Stored data entries:
========================================
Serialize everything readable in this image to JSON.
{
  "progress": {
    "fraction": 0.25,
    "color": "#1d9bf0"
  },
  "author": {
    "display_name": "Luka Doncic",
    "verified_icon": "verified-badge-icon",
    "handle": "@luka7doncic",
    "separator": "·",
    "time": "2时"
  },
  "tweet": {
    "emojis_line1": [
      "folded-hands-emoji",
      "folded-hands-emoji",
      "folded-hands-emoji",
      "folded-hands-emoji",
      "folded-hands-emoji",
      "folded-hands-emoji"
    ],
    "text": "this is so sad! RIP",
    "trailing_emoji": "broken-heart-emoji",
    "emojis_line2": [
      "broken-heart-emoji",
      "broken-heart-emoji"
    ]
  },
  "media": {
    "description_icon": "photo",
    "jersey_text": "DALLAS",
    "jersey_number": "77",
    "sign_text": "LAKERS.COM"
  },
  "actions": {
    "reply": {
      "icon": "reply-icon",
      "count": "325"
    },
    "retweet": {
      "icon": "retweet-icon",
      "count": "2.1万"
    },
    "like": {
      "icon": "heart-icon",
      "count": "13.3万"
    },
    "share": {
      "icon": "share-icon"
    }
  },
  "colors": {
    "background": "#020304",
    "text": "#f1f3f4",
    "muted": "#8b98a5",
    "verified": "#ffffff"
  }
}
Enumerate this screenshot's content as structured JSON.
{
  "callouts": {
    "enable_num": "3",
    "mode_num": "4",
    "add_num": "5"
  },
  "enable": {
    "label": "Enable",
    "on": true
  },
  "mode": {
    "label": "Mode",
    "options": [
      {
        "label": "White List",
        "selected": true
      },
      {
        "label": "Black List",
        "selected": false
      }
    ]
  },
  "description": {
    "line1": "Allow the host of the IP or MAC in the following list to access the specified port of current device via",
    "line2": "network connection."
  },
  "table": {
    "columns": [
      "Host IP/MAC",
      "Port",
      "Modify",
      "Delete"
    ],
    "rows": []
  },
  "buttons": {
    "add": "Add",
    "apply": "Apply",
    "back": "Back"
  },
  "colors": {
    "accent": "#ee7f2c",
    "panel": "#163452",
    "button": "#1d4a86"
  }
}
========================================
From the line containing "Enumerate this screenshot's" through the final line of the listing above, retype every line exactly; leave out everything else.

Expected answer
Enumerate this screenshot's content as structured JSON.
{
  "callouts": {
    "enable_num": "3",
    "mode_num": "4",
    "add_num": "5"
  },
  "enable": {
    "label": "Enable",
    "on": true
  },
  "mode": {
    "label": "Mode",
    "options": [
      {
        "label": "White List",
        "selected": true
      },
      {
        "label": "Black List",
        "selected": false
      }
    ]
  },
  "description": {
    "line1": "Allow the host of the IP or MAC in the following list to access the specified port of current device via",
    "line2": "network connection."
  },
  "table": {
    "columns": [
      "Host IP/MAC",
      "Port",
      "Modify",
      "Delete"
    ],
    "rows": []
  },
  "buttons": {
    "add": "Add",
    "apply": "Apply",
    "back": "Back"
  },
  "colors": {
    "accent": "#ee7f2c",
    "panel": "#163452",
    "button": "#1d4a86"
  }
}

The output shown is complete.